Task to complete:
Return all lines from the listing below in which the string "Output" occurs.

Materials provided:
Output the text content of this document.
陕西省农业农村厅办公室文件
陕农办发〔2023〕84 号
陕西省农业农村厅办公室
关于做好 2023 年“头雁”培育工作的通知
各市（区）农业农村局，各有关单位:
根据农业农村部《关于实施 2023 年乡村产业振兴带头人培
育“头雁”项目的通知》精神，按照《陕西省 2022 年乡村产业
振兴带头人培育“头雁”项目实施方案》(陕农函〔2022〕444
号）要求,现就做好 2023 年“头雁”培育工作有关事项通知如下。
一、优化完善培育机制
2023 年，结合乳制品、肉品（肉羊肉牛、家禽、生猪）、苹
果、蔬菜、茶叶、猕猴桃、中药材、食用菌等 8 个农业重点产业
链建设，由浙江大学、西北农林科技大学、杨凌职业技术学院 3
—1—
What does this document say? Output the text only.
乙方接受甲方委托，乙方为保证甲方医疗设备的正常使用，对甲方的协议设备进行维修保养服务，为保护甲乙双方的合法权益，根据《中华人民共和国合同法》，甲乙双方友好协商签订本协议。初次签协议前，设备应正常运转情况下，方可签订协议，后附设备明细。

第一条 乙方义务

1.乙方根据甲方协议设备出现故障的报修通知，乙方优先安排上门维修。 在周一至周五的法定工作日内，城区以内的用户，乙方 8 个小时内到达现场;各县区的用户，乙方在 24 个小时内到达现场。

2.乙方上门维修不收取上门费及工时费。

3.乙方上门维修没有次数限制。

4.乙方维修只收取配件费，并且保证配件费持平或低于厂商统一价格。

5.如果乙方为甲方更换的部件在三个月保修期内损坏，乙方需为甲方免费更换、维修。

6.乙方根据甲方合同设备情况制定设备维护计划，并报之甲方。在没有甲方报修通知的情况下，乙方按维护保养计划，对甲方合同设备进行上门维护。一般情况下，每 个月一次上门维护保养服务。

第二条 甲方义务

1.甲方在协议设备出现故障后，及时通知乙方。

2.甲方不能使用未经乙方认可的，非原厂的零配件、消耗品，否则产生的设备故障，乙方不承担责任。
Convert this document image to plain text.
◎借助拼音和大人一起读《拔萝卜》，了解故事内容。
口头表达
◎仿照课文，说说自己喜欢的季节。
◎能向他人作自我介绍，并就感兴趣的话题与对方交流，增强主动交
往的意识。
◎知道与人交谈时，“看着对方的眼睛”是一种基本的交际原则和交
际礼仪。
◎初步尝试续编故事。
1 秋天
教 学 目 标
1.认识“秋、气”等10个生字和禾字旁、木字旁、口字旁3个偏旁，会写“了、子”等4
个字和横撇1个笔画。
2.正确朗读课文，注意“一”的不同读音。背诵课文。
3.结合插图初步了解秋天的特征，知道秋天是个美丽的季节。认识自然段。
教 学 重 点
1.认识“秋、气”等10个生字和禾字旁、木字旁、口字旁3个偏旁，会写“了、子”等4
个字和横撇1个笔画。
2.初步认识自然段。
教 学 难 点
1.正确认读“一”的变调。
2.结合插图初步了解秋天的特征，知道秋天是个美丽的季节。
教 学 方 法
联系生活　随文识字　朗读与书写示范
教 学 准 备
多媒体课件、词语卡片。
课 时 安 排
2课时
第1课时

Solution:
Output the text content of this document.
What does this document say? Output the text only.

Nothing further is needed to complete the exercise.